Gather all lines from the material that contain "库存问题".

Excerpted records:
◇ ◇ ◇ ◇

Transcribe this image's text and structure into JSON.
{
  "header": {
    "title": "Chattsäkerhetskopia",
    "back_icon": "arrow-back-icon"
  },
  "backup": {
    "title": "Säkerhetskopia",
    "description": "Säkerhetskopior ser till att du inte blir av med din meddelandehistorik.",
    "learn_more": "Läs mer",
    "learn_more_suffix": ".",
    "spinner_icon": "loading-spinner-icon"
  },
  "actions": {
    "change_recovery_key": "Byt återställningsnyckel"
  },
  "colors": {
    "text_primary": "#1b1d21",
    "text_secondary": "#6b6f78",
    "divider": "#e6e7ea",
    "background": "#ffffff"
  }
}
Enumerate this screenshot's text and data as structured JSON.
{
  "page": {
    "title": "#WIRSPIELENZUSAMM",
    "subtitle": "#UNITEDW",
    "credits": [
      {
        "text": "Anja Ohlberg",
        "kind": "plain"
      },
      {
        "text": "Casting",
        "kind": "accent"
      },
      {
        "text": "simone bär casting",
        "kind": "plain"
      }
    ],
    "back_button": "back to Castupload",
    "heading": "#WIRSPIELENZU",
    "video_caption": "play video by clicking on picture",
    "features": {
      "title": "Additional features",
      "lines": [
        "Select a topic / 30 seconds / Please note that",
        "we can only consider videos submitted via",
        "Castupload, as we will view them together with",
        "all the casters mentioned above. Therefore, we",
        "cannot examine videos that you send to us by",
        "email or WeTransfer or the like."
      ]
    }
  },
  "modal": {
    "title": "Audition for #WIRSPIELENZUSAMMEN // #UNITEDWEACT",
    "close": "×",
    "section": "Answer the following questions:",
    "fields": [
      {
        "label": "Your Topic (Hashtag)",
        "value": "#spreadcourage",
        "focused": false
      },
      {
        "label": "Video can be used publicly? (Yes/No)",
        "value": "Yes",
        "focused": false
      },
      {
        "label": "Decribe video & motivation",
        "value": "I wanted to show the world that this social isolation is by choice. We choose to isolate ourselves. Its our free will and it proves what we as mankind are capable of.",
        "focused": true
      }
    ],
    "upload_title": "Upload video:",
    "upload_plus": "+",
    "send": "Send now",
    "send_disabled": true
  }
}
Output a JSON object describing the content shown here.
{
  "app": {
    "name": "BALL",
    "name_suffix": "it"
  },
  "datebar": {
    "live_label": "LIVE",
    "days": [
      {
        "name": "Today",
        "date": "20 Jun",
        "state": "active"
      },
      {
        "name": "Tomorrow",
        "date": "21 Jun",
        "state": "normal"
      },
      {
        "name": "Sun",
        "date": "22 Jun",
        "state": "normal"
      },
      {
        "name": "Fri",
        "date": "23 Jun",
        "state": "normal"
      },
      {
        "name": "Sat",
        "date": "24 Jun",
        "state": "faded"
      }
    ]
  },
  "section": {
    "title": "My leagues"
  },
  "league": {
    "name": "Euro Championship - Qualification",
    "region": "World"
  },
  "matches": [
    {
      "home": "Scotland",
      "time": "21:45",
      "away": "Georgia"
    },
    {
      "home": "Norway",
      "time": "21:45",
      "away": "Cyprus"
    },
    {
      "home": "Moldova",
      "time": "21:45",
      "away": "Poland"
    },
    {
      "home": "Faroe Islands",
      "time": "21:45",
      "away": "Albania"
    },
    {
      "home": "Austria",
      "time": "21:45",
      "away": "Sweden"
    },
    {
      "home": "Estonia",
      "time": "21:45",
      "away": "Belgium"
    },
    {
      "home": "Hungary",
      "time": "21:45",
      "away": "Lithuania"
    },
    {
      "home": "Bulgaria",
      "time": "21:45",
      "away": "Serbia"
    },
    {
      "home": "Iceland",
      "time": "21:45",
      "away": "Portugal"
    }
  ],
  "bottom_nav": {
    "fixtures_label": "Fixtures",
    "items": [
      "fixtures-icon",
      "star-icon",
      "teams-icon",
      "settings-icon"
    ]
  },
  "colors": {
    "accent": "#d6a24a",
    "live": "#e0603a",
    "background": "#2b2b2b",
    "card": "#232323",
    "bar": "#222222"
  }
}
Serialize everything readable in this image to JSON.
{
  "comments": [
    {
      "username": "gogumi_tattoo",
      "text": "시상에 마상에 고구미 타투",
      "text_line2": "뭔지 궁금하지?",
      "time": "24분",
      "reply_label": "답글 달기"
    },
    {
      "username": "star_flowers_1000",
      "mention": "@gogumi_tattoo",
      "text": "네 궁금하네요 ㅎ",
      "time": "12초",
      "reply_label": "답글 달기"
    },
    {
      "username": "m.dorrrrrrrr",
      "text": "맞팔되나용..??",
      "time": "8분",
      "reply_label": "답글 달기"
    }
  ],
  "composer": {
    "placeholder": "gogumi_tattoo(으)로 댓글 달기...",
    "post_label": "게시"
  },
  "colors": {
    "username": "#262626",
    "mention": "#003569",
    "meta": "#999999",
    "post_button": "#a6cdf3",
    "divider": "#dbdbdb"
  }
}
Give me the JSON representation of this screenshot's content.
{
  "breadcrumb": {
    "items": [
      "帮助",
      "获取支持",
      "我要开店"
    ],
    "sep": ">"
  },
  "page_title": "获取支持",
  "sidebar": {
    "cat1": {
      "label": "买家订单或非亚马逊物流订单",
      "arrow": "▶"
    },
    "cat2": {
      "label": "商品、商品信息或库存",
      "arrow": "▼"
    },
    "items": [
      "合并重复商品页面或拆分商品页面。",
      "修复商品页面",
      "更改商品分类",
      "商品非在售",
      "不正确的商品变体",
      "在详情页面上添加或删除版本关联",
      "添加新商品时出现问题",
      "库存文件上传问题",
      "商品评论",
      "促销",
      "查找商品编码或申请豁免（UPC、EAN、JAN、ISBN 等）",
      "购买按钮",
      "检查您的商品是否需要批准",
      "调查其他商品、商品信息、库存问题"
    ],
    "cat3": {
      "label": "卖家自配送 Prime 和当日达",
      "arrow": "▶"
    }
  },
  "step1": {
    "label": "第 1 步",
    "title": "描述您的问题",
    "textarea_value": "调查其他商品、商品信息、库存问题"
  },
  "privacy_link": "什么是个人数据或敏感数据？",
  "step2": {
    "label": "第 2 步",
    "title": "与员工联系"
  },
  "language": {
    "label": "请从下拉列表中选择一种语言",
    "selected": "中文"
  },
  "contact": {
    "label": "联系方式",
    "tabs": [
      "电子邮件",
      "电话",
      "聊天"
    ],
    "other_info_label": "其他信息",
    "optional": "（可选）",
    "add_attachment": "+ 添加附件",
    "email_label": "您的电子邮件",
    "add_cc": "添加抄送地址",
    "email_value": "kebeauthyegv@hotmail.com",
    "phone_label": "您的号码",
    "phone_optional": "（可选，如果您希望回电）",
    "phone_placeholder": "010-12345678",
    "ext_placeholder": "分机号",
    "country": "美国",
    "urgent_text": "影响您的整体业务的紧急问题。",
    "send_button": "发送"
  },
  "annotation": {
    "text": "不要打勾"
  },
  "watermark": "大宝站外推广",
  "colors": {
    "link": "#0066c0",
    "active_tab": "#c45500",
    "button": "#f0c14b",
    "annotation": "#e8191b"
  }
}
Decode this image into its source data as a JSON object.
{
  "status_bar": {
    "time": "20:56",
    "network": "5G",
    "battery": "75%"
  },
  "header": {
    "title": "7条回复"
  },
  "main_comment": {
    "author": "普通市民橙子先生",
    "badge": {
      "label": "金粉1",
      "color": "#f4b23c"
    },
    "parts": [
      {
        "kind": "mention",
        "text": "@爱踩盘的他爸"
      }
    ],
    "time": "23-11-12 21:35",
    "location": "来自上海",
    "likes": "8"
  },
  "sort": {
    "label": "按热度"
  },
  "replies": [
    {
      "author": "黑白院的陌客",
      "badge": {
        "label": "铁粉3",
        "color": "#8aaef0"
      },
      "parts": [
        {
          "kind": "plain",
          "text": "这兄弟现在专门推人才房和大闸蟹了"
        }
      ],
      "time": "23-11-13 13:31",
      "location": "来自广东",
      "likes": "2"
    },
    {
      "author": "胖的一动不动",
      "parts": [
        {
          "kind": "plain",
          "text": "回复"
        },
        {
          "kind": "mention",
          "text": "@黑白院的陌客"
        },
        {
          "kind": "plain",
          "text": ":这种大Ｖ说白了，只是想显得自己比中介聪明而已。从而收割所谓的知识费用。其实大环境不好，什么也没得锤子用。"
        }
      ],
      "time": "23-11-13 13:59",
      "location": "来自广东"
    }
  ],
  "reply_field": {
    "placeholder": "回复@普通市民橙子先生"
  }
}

◇ ◇ ◇ ◇

Result of this exercise:
      "调查其他商品、商品信息、库存问题"
    "textarea_value": "调查其他商品、商品信息、库存问题"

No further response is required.